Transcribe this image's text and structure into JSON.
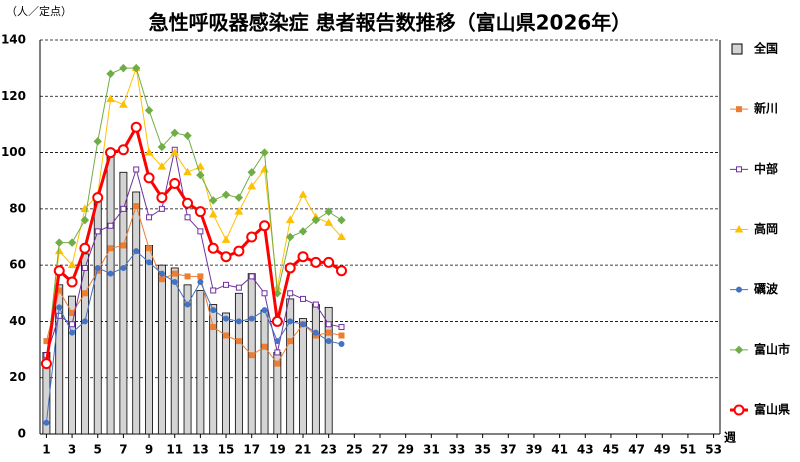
{
  "chart_data": {
    "type": "bar-line",
    "title": "急性呼吸器感染症 患者報告数推移（富山県2026年）",
    "y_label": "（人／定点）",
    "x_label": "週",
    "x": [
      1,
      2,
      3,
      4,
      5,
      6,
      7,
      8,
      9,
      10,
      11,
      12,
      13,
      14,
      15,
      16,
      17,
      18,
      19,
      20,
      21,
      22,
      23,
      24
    ],
    "xlim": [
      0.5,
      53.5
    ],
    "xticks": [
      1,
      3,
      5,
      7,
      9,
      11,
      13,
      15,
      17,
      19,
      21,
      23,
      25,
      27,
      29,
      31,
      33,
      35,
      37,
      39,
      41,
      43,
      45,
      47,
      49,
      51,
      53
    ],
    "ylim": [
      0,
      140
    ],
    "yticks": [
      0,
      20,
      40,
      60,
      80,
      100,
      120,
      140
    ],
    "grid": true,
    "legend": "right",
    "bars": {
      "name": "全国",
      "color": "#d4d4d4",
      "values": [
        29,
        53,
        49,
        64,
        85,
        101,
        93,
        86,
        67,
        60,
        59,
        53,
        51,
        46,
        43,
        50,
        57,
        44,
        29,
        48,
        41,
        46,
        45,
        null
      ]
    },
    "series": [
      {
        "name": "新川",
        "color": "#ed7d31",
        "marker": "square",
        "values": [
          33,
          51,
          43,
          50,
          58,
          66,
          67,
          81,
          66,
          55,
          57,
          56,
          56,
          38,
          35,
          33,
          28,
          31,
          25,
          33,
          39,
          35,
          36,
          35
        ]
      },
      {
        "name": "中部",
        "color": "#7030a0",
        "marker": "open-square",
        "values": [
          28,
          42,
          39,
          59,
          72,
          74,
          80,
          94,
          77,
          80,
          101,
          77,
          72,
          51,
          53,
          52,
          56,
          50,
          29,
          50,
          48,
          46,
          39,
          38
        ]
      },
      {
        "name": "高岡",
        "color": "#ffc000",
        "marker": "triangle",
        "values": [
          26,
          65,
          60,
          80,
          85,
          119,
          117,
          130,
          100,
          95,
          100,
          93,
          95,
          78,
          69,
          79,
          88,
          94,
          52,
          76,
          85,
          77,
          75,
          70
        ]
      },
      {
        "name": "礪波",
        "color": "#4472c4",
        "marker": "dot",
        "values": [
          4,
          45,
          36,
          40,
          59,
          57,
          59,
          65,
          61,
          57,
          54,
          46,
          54,
          44,
          41,
          40,
          41,
          44,
          33,
          40,
          39,
          36,
          33,
          32
        ]
      },
      {
        "name": "富山市",
        "color": "#70ad47",
        "marker": "diamond",
        "values": [
          25,
          68,
          68,
          76,
          104,
          128,
          130,
          130,
          115,
          102,
          107,
          106,
          92,
          83,
          85,
          84,
          93,
          100,
          50,
          70,
          72,
          76,
          79,
          76
        ]
      },
      {
        "name": "富山県",
        "color": "#ff0000",
        "marker": "circle",
        "values": [
          25,
          58,
          54,
          66,
          84,
          100,
          101,
          109,
          91,
          84,
          89,
          82,
          79,
          66,
          63,
          65,
          70,
          74,
          40,
          59,
          63,
          61,
          61,
          58
        ]
      }
    ]
  }
}
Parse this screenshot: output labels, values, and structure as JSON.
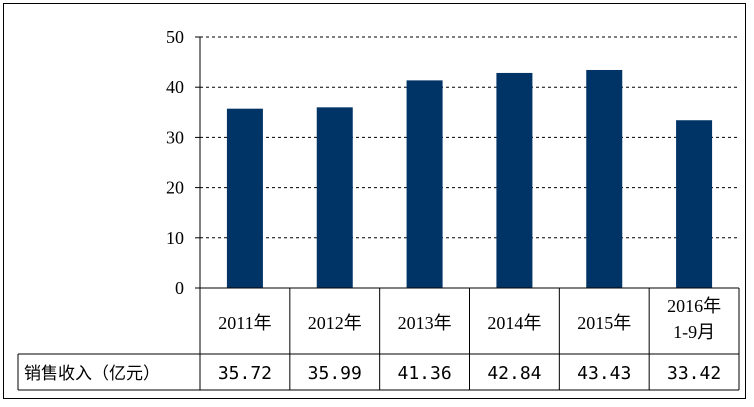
{
  "chart_data": {
    "type": "bar",
    "categories": [
      [
        "2011年"
      ],
      [
        "2012年"
      ],
      [
        "2013年"
      ],
      [
        "2014年"
      ],
      [
        "2015年"
      ],
      [
        "2016年",
        "1-9月"
      ]
    ],
    "series": [
      {
        "name": "销售收入（亿元）",
        "values": [
          35.72,
          35.99,
          41.36,
          42.84,
          43.43,
          33.42
        ]
      }
    ],
    "value_labels": [
      "35.72",
      "35.99",
      "41.36",
      "42.84",
      "43.43",
      "33.42"
    ],
    "ylim": [
      0,
      50
    ],
    "yticks": [
      0,
      10,
      20,
      30,
      40,
      50
    ],
    "grid": "horizontal dashed",
    "bar_color": "#003366",
    "data_table": true
  }
}
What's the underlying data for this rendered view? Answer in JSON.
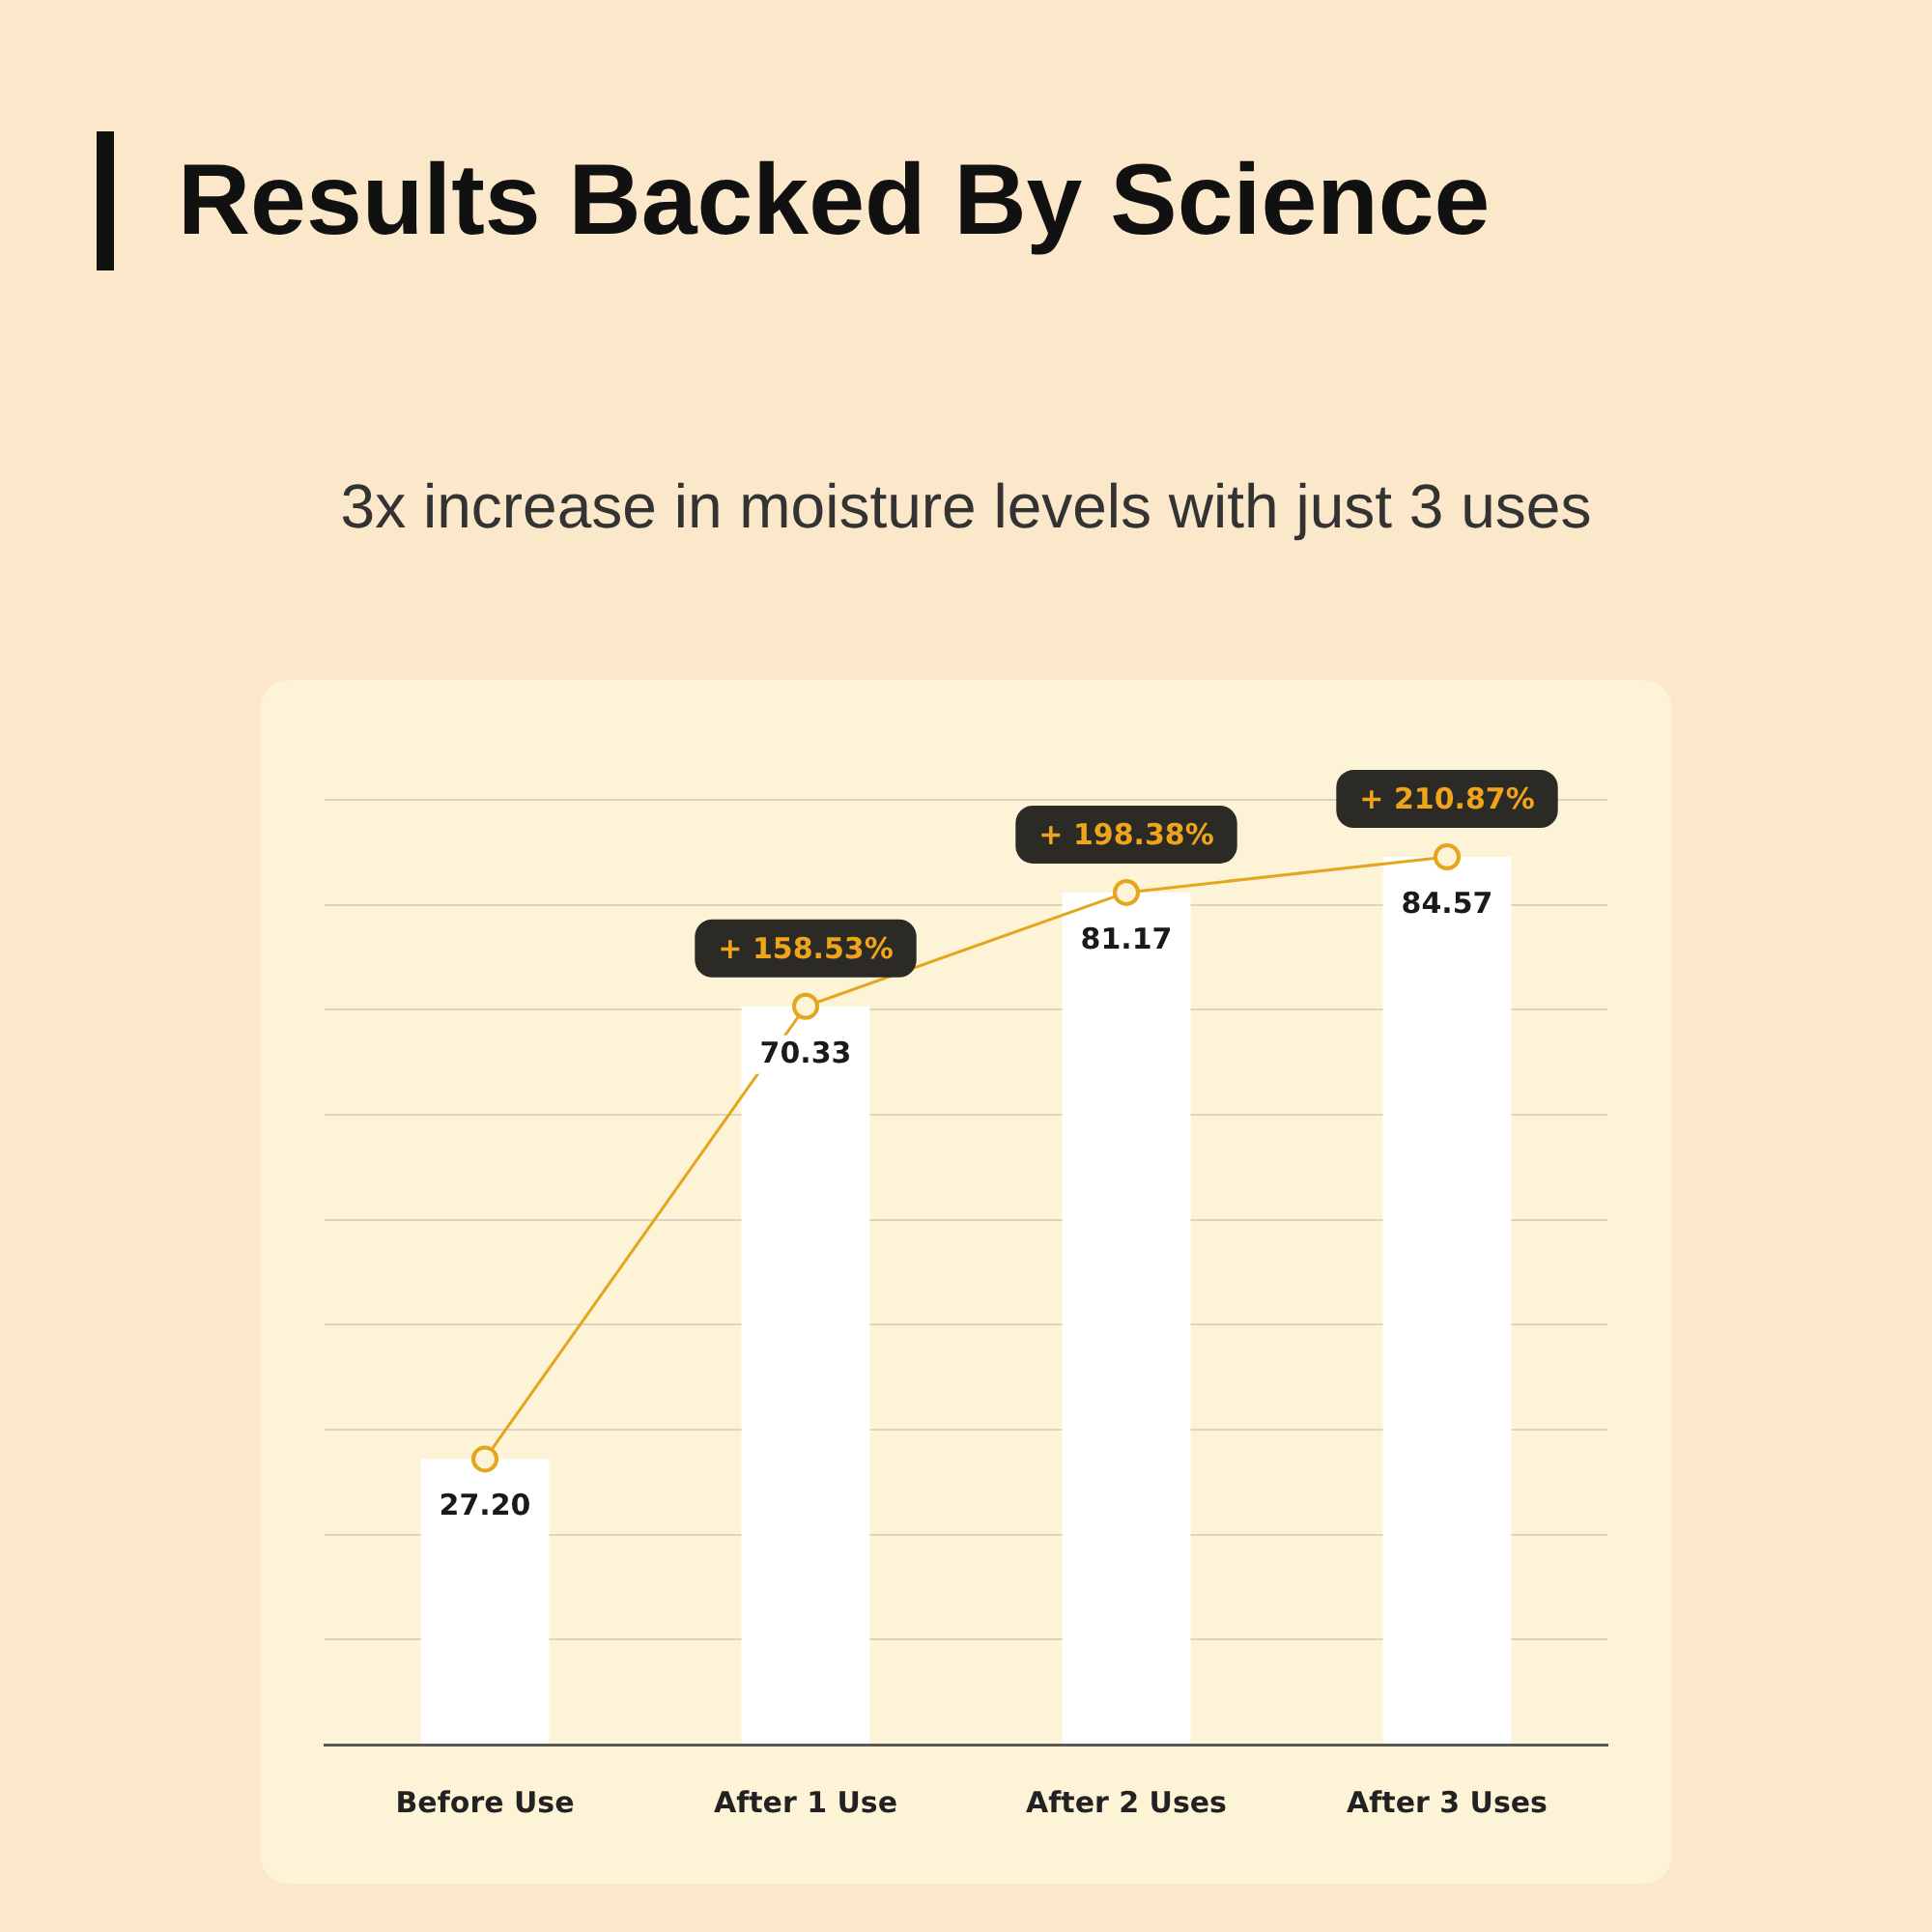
{
  "chart_data": {
    "type": "bar",
    "title": "Results Backed By Science",
    "subtitle": "3x increase in moisture levels with just 3 uses",
    "categories": [
      "Before Use",
      "After 1 Use",
      "After 2 Uses",
      "After 3 Uses"
    ],
    "series": [
      {
        "color": "#ffffff",
        "values": [
          27.2,
          70.33,
          81.17,
          84.57
        ],
        "value_labels": [
          "27.20",
          "70.33",
          "81.17",
          "84.57"
        ]
      },
      {
        "type": "line",
        "color": "#e3a61c",
        "values": [
          27.2,
          70.33,
          81.17,
          84.57
        ],
        "marker": "circle"
      }
    ],
    "annotations": [
      {
        "text": "+ 158.53%",
        "x": "After 1 Use",
        "y": 70.33
      },
      {
        "text": "+ 198.38%",
        "x": "After 2 Uses",
        "y": 81.17
      },
      {
        "text": "+ 210.87%",
        "x": "After 3 Uses",
        "y": 84.57
      }
    ],
    "ylim": [
      0,
      90
    ],
    "yticks": [
      {
        "value": 0,
        "label": null
      },
      {
        "value": 10,
        "label": null
      },
      {
        "value": 20,
        "label": null
      },
      {
        "value": 30,
        "label": null
      },
      {
        "value": 40,
        "label": null
      },
      {
        "value": 50,
        "label": null
      },
      {
        "value": 60,
        "label": null
      },
      {
        "value": 70,
        "label": null
      },
      {
        "value": 80,
        "label": null
      },
      {
        "value": 90,
        "label": null
      }
    ],
    "tick_labels": "x",
    "grid": "y",
    "legend": false
  }
}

◇ ◇ ◇ ◇ ◇

Please reproduce nothing but the lines from the one containing "What's the underlying" through the closing line of the listing, retyped word for word, pictures excluded.

# Final result
What's the underlying data for this rendered view? Answer in JSON.
{
  "chart_data": {
    "type": "bar",
    "title": "Results Backed By Science",
    "subtitle": "3x increase in moisture levels with just 3 uses",
    "categories": [
      "Before Use",
      "After 1 Use",
      "After 2 Uses",
      "After 3 Uses"
    ],
    "series": [
      {
        "color": "#ffffff",
        "values": [
          27.2,
          70.33,
          81.17,
          84.57
        ],
        "value_labels": [
          "27.20",
          "70.33",
          "81.17",
          "84.57"
        ]
      },
      {
        "type": "line",
        "color": "#e3a61c",
        "values": [
          27.2,
          70.33,
          81.17,
          84.57
        ],
        "marker": "circle"
      }
    ],
    "annotations": [
      {
        "text": "+ 158.53%",
        "x": "After 1 Use",
        "y": 70.33
      },
      {
        "text": "+ 198.38%",
        "x": "After 2 Uses",
        "y": 81.17
      },
      {
        "text": "+ 210.87%",
        "x": "After 3 Uses",
        "y": 84.57
      }
    ],
    "ylim": [
      0,
      90
    ],
    "yticks": [
      {
        "value": 0,
        "label": null
      },
      {
        "value": 10,
        "label": null
      },
      {
        "value": 20,
        "label": null
      },
      {
        "value": 30,
        "label": null
      },
      {
        "value": 40,
        "label": null
      },
      {
        "value": 50,
        "label": null
      },
      {
        "value": 60,
        "label": null
      },
      {
        "value": 70,
        "label": null
      },
      {
        "value": 80,
        "label": null
      },
      {
        "value": 90,
        "label": null
      }
    ],
    "tick_labels": "x",
    "grid": "y",
    "legend": false
  }
}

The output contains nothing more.